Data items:
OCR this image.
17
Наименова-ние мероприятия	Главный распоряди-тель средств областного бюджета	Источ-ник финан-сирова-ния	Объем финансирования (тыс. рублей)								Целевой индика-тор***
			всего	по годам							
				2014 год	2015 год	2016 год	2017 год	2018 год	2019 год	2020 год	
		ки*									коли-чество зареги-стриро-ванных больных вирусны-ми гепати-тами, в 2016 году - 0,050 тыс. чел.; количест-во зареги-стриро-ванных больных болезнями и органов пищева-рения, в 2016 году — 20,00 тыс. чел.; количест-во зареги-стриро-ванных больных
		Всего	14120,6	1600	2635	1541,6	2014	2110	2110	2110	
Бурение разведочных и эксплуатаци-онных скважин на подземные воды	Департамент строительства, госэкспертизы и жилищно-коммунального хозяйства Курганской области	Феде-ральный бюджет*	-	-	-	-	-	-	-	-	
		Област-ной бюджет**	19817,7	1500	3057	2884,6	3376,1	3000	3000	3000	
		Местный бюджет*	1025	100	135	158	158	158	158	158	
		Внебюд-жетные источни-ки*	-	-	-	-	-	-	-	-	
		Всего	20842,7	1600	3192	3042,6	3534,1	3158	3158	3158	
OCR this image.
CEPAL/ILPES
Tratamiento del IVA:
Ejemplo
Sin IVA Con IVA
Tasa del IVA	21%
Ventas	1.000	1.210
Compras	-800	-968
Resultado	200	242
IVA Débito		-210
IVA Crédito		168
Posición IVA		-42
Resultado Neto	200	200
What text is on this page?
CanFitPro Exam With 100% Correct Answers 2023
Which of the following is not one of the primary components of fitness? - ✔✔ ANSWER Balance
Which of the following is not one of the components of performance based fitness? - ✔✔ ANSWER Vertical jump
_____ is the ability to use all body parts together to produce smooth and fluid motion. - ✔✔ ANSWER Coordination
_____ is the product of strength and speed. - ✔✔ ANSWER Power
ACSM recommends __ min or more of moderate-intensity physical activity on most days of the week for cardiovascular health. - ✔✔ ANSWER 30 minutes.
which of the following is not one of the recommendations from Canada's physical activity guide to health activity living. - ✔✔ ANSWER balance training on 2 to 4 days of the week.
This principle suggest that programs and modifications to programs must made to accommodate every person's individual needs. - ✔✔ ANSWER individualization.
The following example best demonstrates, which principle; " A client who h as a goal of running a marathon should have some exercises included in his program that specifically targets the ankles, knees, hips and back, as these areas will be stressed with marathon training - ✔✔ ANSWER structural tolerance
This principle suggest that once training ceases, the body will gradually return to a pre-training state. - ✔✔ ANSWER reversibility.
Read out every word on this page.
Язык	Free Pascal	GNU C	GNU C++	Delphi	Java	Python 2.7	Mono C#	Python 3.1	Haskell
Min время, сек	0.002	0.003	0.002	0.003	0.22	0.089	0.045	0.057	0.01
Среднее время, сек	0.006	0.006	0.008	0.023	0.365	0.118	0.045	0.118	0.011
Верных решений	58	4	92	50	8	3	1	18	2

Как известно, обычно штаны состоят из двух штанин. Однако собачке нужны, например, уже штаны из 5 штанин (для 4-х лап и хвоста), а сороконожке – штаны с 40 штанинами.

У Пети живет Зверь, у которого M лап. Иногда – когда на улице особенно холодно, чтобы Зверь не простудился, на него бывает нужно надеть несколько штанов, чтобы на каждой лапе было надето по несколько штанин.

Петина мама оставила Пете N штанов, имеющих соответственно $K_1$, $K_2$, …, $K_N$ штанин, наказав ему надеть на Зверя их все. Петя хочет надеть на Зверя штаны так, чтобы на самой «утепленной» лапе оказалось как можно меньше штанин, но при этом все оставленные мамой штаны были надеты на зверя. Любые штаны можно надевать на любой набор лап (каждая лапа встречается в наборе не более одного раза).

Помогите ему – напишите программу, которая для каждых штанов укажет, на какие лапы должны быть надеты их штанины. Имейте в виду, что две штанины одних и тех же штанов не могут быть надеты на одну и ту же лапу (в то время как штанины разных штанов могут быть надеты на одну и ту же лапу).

- WHAT YOU WILL DO
Locate the word "physical" in the records above, and return each line that has it.

- FULL ANSWER
ACSM recommends __ min or more of moderate-intensity physical activity on most days of the week for cardiovascular health. - ✔✔ ANSWER 30 minutes.
which of the following is not one of the recommendations from Canada's physical activity guide to health activity living. - ✔✔ ANSWER balance training on 2 to 4 days of the week.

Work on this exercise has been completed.